Gather the lines below that include the string "Speed", copying each in full.

* * * * * * *

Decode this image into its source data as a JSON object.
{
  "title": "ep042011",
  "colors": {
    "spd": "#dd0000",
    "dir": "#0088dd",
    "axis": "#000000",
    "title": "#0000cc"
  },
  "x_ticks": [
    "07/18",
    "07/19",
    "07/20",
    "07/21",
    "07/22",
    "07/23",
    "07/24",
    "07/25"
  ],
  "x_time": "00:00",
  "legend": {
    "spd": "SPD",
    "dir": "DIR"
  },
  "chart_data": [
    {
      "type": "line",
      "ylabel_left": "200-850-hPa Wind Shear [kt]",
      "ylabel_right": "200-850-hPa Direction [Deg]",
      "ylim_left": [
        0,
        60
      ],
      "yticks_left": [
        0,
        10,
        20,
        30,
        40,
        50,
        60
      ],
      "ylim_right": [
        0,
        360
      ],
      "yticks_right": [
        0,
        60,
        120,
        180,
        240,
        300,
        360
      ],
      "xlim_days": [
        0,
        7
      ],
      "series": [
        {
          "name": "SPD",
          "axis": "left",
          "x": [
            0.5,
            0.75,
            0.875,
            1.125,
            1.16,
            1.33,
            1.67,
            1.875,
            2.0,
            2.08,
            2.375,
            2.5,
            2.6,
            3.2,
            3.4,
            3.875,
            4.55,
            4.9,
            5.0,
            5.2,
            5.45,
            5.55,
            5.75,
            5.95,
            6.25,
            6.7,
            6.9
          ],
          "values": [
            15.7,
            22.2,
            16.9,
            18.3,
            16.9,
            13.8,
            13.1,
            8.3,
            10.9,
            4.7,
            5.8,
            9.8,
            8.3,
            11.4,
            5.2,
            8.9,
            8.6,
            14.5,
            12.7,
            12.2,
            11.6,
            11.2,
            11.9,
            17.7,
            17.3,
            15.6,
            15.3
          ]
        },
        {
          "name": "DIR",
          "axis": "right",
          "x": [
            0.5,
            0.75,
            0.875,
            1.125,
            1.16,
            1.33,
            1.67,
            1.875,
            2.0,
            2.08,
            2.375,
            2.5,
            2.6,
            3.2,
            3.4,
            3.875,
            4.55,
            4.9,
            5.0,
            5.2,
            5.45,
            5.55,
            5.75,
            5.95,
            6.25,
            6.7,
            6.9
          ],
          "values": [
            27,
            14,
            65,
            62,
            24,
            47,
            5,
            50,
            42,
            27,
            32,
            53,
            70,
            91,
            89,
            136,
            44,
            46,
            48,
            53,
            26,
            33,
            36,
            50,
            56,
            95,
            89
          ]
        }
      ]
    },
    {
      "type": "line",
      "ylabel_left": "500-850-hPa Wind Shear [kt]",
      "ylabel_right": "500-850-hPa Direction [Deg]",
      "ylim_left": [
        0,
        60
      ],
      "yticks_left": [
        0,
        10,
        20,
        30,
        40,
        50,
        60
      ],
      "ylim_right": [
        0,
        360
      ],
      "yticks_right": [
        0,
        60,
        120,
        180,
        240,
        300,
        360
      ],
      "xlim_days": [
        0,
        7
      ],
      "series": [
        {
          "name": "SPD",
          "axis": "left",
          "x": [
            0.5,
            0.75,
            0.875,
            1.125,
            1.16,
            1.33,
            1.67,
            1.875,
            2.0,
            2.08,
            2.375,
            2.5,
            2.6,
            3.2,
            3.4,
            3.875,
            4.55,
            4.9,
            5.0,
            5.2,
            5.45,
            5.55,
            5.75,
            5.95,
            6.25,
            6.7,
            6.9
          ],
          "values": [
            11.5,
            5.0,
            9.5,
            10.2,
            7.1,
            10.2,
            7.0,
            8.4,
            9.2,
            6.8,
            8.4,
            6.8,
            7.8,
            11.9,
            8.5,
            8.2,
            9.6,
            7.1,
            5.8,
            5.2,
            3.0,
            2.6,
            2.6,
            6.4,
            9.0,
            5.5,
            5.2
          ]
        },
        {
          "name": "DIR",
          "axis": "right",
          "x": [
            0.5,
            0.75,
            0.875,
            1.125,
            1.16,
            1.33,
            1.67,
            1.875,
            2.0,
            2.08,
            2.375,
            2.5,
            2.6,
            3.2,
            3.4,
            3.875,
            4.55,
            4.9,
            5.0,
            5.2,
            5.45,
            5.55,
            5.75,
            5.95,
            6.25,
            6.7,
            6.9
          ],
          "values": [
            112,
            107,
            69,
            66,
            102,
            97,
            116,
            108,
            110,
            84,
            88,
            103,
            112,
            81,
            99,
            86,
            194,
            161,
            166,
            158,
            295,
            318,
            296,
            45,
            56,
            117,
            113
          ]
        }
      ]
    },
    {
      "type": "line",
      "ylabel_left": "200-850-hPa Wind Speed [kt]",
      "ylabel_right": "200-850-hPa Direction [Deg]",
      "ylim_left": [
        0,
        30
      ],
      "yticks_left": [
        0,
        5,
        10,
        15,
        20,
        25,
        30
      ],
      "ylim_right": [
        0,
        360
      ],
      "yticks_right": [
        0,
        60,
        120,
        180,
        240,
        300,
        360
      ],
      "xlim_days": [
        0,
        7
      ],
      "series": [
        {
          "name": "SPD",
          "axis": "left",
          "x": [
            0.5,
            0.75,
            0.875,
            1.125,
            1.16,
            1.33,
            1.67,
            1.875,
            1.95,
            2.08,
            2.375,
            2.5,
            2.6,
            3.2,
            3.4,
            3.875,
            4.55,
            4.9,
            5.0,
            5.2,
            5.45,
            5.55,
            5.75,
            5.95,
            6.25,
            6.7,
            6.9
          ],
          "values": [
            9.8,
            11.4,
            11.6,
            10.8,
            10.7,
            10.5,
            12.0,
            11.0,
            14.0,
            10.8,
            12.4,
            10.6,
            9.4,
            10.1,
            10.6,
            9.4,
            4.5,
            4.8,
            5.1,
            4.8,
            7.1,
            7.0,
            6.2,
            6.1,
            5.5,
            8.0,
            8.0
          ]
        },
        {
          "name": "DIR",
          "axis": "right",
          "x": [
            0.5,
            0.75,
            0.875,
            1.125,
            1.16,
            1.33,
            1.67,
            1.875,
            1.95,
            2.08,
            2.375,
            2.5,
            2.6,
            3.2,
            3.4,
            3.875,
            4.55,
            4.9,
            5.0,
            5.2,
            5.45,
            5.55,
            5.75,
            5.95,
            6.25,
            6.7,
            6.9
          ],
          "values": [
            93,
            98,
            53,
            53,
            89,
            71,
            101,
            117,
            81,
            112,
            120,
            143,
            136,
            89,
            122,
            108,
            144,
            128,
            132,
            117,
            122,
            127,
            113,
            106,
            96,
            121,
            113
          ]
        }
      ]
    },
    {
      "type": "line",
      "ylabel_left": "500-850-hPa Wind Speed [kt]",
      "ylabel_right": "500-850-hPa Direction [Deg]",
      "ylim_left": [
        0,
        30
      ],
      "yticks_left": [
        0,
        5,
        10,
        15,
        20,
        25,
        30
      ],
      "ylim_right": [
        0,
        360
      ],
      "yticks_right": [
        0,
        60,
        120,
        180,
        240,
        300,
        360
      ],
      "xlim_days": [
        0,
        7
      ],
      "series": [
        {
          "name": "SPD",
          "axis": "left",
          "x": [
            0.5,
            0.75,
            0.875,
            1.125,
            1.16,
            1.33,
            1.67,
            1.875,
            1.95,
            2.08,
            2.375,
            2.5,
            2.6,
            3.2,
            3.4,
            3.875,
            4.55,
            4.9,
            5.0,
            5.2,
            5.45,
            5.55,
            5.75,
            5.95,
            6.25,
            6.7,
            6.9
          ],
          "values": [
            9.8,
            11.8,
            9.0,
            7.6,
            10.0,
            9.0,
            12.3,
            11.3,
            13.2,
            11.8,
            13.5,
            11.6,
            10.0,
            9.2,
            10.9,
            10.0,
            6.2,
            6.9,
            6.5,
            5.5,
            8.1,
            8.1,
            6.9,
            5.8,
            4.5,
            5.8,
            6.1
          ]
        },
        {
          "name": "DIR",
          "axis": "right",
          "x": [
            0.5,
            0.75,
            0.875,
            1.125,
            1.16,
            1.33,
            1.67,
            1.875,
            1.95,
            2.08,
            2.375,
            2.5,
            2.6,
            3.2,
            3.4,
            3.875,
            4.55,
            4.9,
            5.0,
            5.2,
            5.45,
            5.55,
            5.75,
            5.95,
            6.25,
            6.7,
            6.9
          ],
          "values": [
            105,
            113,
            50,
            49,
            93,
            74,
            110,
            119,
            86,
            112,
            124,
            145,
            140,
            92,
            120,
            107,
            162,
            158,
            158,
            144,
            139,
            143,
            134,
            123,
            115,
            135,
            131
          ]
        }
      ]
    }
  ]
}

* * * * * * *

Complete output:
      "ylabel_left": "200-850-hPa Wind Speed [kt]",
      "ylabel_left": "500-850-hPa Wind Speed [kt]",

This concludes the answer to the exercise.